** begin **

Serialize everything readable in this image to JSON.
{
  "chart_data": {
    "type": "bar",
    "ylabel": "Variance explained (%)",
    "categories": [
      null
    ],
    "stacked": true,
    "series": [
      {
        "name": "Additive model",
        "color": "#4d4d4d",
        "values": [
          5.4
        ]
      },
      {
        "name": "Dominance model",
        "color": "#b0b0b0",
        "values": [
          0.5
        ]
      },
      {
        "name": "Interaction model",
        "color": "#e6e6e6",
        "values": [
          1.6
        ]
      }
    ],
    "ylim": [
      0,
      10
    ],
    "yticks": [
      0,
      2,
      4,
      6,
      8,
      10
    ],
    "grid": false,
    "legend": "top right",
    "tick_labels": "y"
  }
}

** end **

# Problem requirements:
Write down every line of the data above that includes the string "name".

# Solution for this problem:
        "name": "Additive model",
        "name": "Dominance model",
        "name": "Interaction model",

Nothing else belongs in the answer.